--- Begin ---

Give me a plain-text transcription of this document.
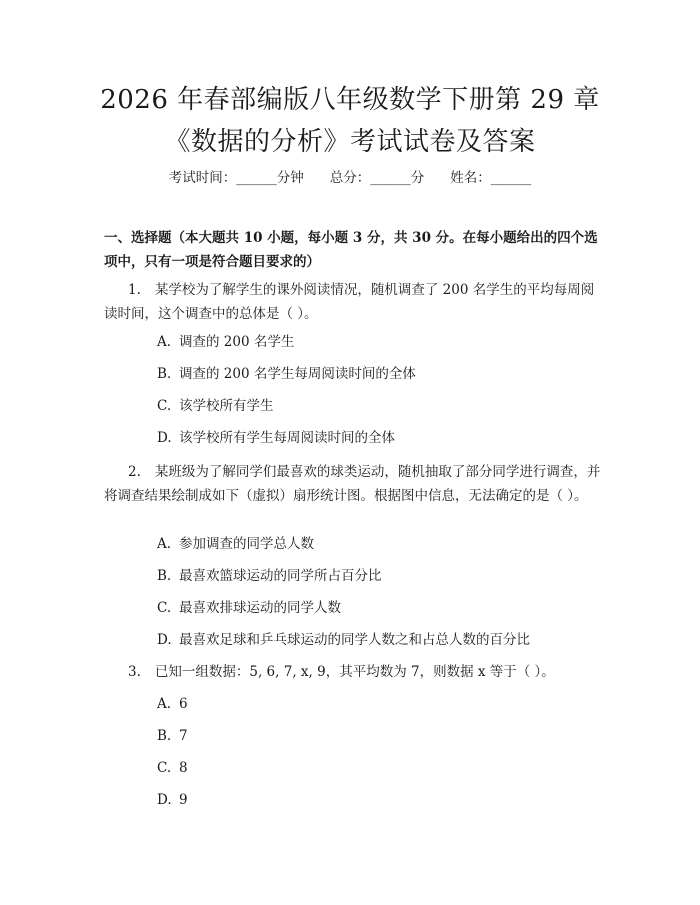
2026 年春部编版八年级数学下册第 29 章
《数据的分析》考试试卷及答案
考试时间：______分钟 总分：______分 姓名：______
一、选择题（本大题共 10 小题，每小题 3 分，共 30 分。在每小题给出的四个选项中，只有一项是符合题目要求的）
1. 某学校为了解学生的课外阅读情况，随机调查了 200 名学生的平均每周阅读时间，这个调查中的总体是（ ）。
A. 调查的 200 名学生
B. 调查的 200 名学生每周阅读时间的全体
C. 该学校所有学生
D. 该学校所有学生每周阅读时间的全体
2. 某班级为了解同学们最喜欢的球类运动，随机抽取了部分同学进行调查，并将调查结果绘制成如下（虚拟）扇形统计图。根据图中信息，无法确定的是（ ）。
A. 参加调查的同学总人数
B. 最喜欢篮球运动的同学所占百分比
C. 最喜欢排球运动的同学人数
D. 最喜欢足球和乒乓球运动的同学人数之和占总人数的百分比
3. 已知一组数据：5, 6, 7, x, 9，其平均数为 7，则数据 x 等于（ ）。
A. 6
B. 7
C. 8
D. 9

--- End ---

Challenge: Leave out every picture and copy the rest of the records exactly.

Problem solution:
Give me a plain-text transcription of this document.
2026 年春部编版八年级数学下册第 29 章
《数据的分析》考试试卷及答案
考试时间：______分钟 总分：______分 姓名：______
一、选择题（本大题共 10 小题，每小题 3 分，共 30 分。在每小题给出的四个选项中，只有一项是符合题目要求的）
1. 某学校为了解学生的课外阅读情况，随机调查了 200 名学生的平均每周阅读时间，这个调查中的总体是（ ）。
A. 调查的 200 名学生
B. 调查的 200 名学生每周阅读时间的全体
C. 该学校所有学生
D. 该学校所有学生每周阅读时间的全体
2. 某班级为了解同学们最喜欢的球类运动，随机抽取了部分同学进行调查，并将调查结果绘制成如下（虚拟）扇形统计图。根据图中信息，无法确定的是（ ）。
A. 参加调查的同学总人数
B. 最喜欢篮球运动的同学所占百分比
C. 最喜欢排球运动的同学人数
D. 最喜欢足球和乒乓球运动的同学人数之和占总人数的百分比
3. 已知一组数据：5, 6, 7, x, 9，其平均数为 7，则数据 x 等于（ ）。
A. 6
B. 7
C. 8
D. 9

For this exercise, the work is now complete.